• TASK GOAL
Wherever "volume" appears in a line, copy that line.

• SOURCE DATA
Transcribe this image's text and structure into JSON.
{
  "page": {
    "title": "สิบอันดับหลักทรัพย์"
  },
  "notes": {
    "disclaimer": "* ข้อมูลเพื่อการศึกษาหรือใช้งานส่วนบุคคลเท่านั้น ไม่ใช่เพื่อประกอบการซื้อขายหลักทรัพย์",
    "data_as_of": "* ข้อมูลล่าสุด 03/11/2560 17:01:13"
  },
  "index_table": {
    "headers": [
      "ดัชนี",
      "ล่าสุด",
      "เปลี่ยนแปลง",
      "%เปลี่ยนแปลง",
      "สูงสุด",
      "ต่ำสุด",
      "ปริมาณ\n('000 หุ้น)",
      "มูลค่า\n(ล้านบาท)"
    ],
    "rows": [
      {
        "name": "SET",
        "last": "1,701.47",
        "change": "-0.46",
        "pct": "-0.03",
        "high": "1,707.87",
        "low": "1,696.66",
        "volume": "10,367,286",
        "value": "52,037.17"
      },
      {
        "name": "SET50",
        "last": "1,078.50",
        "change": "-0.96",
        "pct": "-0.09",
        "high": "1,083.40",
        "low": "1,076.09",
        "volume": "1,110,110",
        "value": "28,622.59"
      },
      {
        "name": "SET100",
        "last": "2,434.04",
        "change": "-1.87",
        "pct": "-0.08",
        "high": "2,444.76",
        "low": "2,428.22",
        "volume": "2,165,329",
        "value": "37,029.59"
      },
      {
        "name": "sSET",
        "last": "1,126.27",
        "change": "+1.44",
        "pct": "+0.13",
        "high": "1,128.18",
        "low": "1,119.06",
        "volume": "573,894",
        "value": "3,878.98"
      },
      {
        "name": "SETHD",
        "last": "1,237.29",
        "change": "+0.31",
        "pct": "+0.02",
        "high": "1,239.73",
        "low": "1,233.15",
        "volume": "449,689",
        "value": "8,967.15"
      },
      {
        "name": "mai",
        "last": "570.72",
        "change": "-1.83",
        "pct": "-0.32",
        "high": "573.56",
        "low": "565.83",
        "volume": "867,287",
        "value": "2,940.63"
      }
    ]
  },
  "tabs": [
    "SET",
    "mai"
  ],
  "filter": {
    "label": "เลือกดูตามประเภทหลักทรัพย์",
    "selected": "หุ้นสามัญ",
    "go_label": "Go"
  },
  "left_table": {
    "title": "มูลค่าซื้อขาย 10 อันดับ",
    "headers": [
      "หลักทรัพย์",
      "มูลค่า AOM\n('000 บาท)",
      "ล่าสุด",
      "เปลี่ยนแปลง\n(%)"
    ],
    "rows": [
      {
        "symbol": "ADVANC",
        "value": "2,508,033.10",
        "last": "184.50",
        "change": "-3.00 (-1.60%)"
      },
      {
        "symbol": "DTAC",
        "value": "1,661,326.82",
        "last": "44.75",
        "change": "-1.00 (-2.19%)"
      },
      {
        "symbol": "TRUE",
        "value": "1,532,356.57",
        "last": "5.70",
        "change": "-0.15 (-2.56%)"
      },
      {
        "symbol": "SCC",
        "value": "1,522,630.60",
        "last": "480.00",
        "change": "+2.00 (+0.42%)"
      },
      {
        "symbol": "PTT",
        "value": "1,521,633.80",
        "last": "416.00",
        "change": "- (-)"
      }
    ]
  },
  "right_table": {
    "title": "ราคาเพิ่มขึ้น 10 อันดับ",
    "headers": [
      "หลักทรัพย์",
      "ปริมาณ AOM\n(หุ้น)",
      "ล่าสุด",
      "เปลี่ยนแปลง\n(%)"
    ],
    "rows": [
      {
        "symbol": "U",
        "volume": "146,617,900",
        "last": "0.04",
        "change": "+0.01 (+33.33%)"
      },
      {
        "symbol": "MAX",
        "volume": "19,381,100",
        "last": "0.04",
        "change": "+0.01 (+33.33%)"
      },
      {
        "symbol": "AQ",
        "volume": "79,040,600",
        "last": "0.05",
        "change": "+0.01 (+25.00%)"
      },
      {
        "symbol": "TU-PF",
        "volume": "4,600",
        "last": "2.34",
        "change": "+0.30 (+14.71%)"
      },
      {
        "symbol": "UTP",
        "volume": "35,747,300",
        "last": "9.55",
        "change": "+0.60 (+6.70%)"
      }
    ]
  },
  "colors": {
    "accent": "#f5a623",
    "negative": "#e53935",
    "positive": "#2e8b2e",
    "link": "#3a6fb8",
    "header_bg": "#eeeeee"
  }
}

• COMPLETE RESPONSE
        "volume": "10,367,286",
        "volume": "1,110,110",
        "volume": "2,165,329",
        "volume": "573,894",
        "volume": "449,689",
        "volume": "867,287",
        "volume": "146,617,900",
        "volume": "19,381,100",
        "volume": "79,040,600",
        "volume": "4,600",
        "volume": "35,747,300",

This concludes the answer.